-- MATERIAL FOR THE TASK start --

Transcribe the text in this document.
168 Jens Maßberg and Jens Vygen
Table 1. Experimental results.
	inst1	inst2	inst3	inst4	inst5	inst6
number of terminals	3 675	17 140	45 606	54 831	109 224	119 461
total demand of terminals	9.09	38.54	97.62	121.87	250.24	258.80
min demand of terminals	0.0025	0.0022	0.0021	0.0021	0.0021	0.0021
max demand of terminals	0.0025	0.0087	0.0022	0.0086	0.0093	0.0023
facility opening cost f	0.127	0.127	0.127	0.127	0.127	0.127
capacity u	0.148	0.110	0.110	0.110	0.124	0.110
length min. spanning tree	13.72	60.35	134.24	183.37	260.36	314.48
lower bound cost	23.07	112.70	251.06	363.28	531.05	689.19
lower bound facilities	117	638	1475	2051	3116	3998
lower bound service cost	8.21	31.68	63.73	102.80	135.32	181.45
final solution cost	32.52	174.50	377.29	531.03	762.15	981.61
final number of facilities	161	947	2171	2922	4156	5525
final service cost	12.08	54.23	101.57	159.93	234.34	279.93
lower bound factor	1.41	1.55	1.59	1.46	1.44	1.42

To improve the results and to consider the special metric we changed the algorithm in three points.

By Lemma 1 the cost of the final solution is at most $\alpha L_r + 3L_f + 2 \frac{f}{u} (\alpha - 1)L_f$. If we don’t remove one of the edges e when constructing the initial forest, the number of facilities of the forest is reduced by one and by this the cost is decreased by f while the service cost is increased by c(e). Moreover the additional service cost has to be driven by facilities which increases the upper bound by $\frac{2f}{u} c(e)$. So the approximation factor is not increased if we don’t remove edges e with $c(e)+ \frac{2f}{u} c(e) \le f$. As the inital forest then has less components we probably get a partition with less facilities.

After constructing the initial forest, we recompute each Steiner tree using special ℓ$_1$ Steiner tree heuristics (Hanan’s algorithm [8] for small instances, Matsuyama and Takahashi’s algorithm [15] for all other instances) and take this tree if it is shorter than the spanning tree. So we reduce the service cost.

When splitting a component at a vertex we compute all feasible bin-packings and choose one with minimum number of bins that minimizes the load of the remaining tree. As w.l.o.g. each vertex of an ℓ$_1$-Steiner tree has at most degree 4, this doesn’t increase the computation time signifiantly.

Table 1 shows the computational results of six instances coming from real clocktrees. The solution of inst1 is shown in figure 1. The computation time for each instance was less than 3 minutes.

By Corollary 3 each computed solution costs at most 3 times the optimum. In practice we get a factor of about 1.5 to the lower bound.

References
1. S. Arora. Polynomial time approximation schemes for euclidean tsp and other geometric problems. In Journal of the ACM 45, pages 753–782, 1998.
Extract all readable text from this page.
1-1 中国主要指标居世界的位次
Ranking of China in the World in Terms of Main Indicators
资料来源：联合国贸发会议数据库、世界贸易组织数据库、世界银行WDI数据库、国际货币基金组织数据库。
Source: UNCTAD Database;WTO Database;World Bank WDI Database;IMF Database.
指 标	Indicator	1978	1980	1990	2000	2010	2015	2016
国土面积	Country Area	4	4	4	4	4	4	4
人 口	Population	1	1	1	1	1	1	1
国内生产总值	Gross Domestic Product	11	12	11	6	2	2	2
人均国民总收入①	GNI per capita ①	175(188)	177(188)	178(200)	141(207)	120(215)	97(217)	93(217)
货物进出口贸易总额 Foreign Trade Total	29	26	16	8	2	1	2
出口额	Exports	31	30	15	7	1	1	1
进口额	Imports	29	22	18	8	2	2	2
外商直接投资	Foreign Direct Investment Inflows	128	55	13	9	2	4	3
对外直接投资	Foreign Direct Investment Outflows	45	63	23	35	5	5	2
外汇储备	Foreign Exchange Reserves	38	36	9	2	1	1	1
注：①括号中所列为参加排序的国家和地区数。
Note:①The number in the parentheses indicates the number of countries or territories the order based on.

-- MATERIAL FOR THE TASK end --

WORK INSTRUCTIONS:
Your task is to repeat every line exactly.

TASK RESPONSE:
Transcribe the text in this document.
168 Jens Maßberg and Jens Vygen
Table 1. Experimental results.
	inst1	inst2	inst3	inst4	inst5	inst6
number of terminals	3 675	17 140	45 606	54 831	109 224	119 461
total demand of terminals	9.09	38.54	97.62	121.87	250.24	258.80
min demand of terminals	0.0025	0.0022	0.0021	0.0021	0.0021	0.0021
max demand of terminals	0.0025	0.0087	0.0022	0.0086	0.0093	0.0023
facility opening cost f	0.127	0.127	0.127	0.127	0.127	0.127
capacity u	0.148	0.110	0.110	0.110	0.124	0.110
length min. spanning tree	13.72	60.35	134.24	183.37	260.36	314.48
lower bound cost	23.07	112.70	251.06	363.28	531.05	689.19
lower bound facilities	117	638	1475	2051	3116	3998
lower bound service cost	8.21	31.68	63.73	102.80	135.32	181.45
final solution cost	32.52	174.50	377.29	531.03	762.15	981.61
final number of facilities	161	947	2171	2922	4156	5525
final service cost	12.08	54.23	101.57	159.93	234.34	279.93
lower bound factor	1.41	1.55	1.59	1.46	1.44	1.42

To improve the results and to consider the special metric we changed the algorithm in three points.

By Lemma 1 the cost of the final solution is at most $\alpha L_r + 3L_f + 2 \frac{f}{u} (\alpha - 1)L_f$. If we don’t remove one of the edges e when constructing the initial forest, the number of facilities of the forest is reduced by one and by this the cost is decreased by f while the service cost is increased by c(e). Moreover the additional service cost has to be driven by facilities which increases the upper bound by $\frac{2f}{u} c(e)$. So the approximation factor is not increased if we don’t remove edges e with $c(e)+ \frac{2f}{u} c(e) \le f$. As the inital forest then has less components we probably get a partition with less facilities.

After constructing the initial forest, we recompute each Steiner tree using special ℓ$_1$ Steiner tree heuristics (Hanan’s algorithm [8] for small instances, Matsuyama and Takahashi’s algorithm [15] for all other instances) and take this tree if it is shorter than the spanning tree. So we reduce the service cost.

When splitting a component at a vertex we compute all feasible bin-packings and choose one with minimum number of bins that minimizes the load of the remaining tree. As w.l.o.g. each vertex of an ℓ$_1$-Steiner tree has at most degree 4, this doesn’t increase the computation time signifiantly.

Table 1 shows the computational results of six instances coming from real clocktrees. The solution of inst1 is shown in figure 1. The computation time for each instance was less than 3 minutes.

By Corollary 3 each computed solution costs at most 3 times the optimum. In practice we get a factor of about 1.5 to the lower bound.

References
1. S. Arora. Polynomial time approximation schemes for euclidean tsp and other geometric problems. In Journal of the ACM 45, pages 753–782, 1998.
Extract all readable text from this page.
1-1 中国主要指标居世界的位次
Ranking of China in the World in Terms of Main Indicators
资料来源：联合国贸发会议数据库、世界贸易组织数据库、世界银行WDI数据库、国际货币基金组织数据库。
Source: UNCTAD Database;WTO Database;World Bank WDI Database;IMF Database.
指 标	Indicator	1978	1980	1990	2000	2010	2015	2016
国土面积	Country Area	4	4	4	4	4	4	4
人 口	Population	1	1	1	1	1	1	1
国内生产总值	Gross Domestic Product	11	12	11	6	2	2	2
人均国民总收入①	GNI per capita ①	175(188)	177(188)	178(200)	141(207)	120(215)	97(217)	93(217)
货物进出口贸易总额 Foreign Trade Total	29	26	16	8	2	1	2
出口额	Exports	31	30	15	7	1	1	1
进口额	Imports	29	22	18	8	2	2	2
外商直接投资	Foreign Direct Investment Inflows	128	55	13	9	2	4	3
对外直接投资	Foreign Direct Investment Outflows	45	63	23	35	5	5	2
外汇储备	Foreign Exchange Reserves	38	36	9	2	1	1	1
注：①括号中所列为参加排序的国家和地区数。
Note:①The number in the parentheses indicates the number of countries or territories the order based on.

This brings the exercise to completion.